Written request:
Copy out all the records exactly.
===== Data records
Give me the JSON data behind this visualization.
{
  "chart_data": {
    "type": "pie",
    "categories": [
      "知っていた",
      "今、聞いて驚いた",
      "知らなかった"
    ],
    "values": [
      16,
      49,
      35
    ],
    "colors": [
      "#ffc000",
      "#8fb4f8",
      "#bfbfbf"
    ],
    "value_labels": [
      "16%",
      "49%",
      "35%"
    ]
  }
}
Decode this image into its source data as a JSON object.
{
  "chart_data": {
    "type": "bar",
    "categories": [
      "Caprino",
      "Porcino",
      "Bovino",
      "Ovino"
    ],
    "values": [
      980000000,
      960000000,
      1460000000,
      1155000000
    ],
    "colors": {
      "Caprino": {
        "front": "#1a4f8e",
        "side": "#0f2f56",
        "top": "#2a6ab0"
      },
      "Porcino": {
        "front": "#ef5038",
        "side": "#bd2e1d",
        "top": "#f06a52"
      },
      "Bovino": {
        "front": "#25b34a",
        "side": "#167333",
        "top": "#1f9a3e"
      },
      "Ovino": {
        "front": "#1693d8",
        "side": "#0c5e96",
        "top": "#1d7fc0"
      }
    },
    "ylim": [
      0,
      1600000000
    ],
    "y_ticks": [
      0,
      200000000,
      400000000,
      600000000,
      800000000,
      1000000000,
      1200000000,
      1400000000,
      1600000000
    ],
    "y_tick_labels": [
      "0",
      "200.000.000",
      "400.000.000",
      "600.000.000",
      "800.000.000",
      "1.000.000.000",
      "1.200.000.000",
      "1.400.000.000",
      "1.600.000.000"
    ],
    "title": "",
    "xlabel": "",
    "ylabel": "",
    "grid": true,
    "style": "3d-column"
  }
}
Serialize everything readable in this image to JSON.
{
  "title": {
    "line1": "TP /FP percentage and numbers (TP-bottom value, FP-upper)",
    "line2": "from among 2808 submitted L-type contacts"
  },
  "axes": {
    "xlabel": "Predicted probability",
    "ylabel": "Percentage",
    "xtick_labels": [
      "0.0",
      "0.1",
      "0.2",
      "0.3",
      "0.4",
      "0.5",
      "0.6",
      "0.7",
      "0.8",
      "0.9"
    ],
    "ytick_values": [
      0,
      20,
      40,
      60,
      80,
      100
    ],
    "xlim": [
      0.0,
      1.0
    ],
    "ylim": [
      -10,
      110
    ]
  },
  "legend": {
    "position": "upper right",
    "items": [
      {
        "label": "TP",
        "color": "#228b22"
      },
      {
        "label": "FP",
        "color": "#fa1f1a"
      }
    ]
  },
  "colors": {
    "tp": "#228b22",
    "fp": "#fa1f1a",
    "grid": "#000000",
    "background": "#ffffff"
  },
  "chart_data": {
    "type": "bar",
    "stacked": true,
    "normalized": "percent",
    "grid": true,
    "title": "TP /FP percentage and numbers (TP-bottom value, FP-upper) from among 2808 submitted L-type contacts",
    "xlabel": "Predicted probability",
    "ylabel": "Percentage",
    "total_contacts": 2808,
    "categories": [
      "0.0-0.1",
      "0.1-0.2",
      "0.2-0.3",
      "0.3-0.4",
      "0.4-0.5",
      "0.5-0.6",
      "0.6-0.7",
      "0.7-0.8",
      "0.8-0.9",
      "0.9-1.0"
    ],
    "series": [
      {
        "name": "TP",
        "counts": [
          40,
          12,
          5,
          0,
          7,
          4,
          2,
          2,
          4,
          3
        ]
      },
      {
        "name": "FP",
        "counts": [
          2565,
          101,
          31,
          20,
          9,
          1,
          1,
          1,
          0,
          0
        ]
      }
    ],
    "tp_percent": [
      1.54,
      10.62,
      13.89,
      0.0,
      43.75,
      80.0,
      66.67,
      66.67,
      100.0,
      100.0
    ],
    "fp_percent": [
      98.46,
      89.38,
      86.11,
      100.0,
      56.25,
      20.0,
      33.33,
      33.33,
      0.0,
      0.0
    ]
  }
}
==========
Solved problem:
Give me the JSON data behind this visualization.
{
  "chart_data": {
    "type": "pie",
    "categories": [
      "知っていた",
      "今、聞いて驚いた",
      "知らなかった"
    ],
    "values": [
      16,
      49,
      35
    ],
    "colors": [
      "#ffc000",
      "#8fb4f8",
      "#bfbfbf"
    ],
    "value_labels": [
      "16%",
      "49%",
      "35%"
    ]
  }
}
Decode this image into its source data as a JSON object.
{
  "chart_data": {
    "type": "bar",
    "categories": [
      "Caprino",
      "Porcino",
      "Bovino",
      "Ovino"
    ],
    "values": [
      980000000,
      960000000,
      1460000000,
      1155000000
    ],
    "colors": {
      "Caprino": {
        "front": "#1a4f8e",
        "side": "#0f2f56",
        "top": "#2a6ab0"
      },
      "Porcino": {
        "front": "#ef5038",
        "side": "#bd2e1d",
        "top": "#f06a52"
      },
      "Bovino": {
        "front": "#25b34a",
        "side": "#167333",
        "top": "#1f9a3e"
      },
      "Ovino": {
        "front": "#1693d8",
        "side": "#0c5e96",
        "top": "#1d7fc0"
      }
    },
    "ylim": [
      0,
      1600000000
    ],
    "y_ticks": [
      0,
      200000000,
      400000000,
      600000000,
      800000000,
      1000000000,
      1200000000,
      1400000000,
      1600000000
    ],
    "y_tick_labels": [
      "0",
      "200.000.000",
      "400.000.000",
      "600.000.000",
      "800.000.000",
      "1.000.000.000",
      "1.200.000.000",
      "1.400.000.000",
      "1.600.000.000"
    ],
    "title": "",
    "xlabel": "",
    "ylabel": "",
    "grid": true,
    "style": "3d-column"
  }
}
Serialize everything readable in this image to JSON.
{
  "title": {
    "line1": "TP /FP percentage and numbers (TP-bottom value, FP-upper)",
    "line2": "from among 2808 submitted L-type contacts"
  },
  "axes": {
    "xlabel": "Predicted probability",
    "ylabel": "Percentage",
    "xtick_labels": [
      "0.0",
      "0.1",
      "0.2",
      "0.3",
      "0.4",
      "0.5",
      "0.6",
      "0.7",
      "0.8",
      "0.9"
    ],
    "ytick_values": [
      0,
      20,
      40,
      60,
      80,
      100
    ],
    "xlim": [
      0.0,
      1.0
    ],
    "ylim": [
      -10,
      110
    ]
  },
  "legend": {
    "position": "upper right",
    "items": [
      {
        "label": "TP",
        "color": "#228b22"
      },
      {
        "label": "FP",
        "color": "#fa1f1a"
      }
    ]
  },
  "colors": {
    "tp": "#228b22",
    "fp": "#fa1f1a",
    "grid": "#000000",
    "background": "#ffffff"
  },
  "chart_data": {
    "type": "bar",
    "stacked": true,
    "normalized": "percent",
    "grid": true,
    "title": "TP /FP percentage and numbers (TP-bottom value, FP-upper) from among 2808 submitted L-type contacts",
    "xlabel": "Predicted probability",
    "ylabel": "Percentage",
    "total_contacts": 2808,
    "categories": [
      "0.0-0.1",
      "0.1-0.2",
      "0.2-0.3",
      "0.3-0.4",
      "0.4-0.5",
      "0.5-0.6",
      "0.6-0.7",
      "0.7-0.8",
      "0.8-0.9",
      "0.9-1.0"
    ],
    "series": [
      {
        "name": "TP",
        "counts": [
          40,
          12,
          5,
          0,
          7,
          4,
          2,
          2,
          4,
          3
        ]
      },
      {
        "name": "FP",
        "counts": [
          2565,
          101,
          31,
          20,
          9,
          1,
          1,
          1,
          0,
          0
        ]
      }
    ],
    "tp_percent": [
      1.54,
      10.62,
      13.89,
      0.0,
      43.75,
      80.0,
      66.67,
      66.67,
      100.0,
      100.0
    ],
    "fp_percent": [
      98.46,
      89.38,
      86.11,
      100.0,
      56.25,
      20.0,
      33.33,
      33.33,
      0.0,
      0.0
    ]
  }
}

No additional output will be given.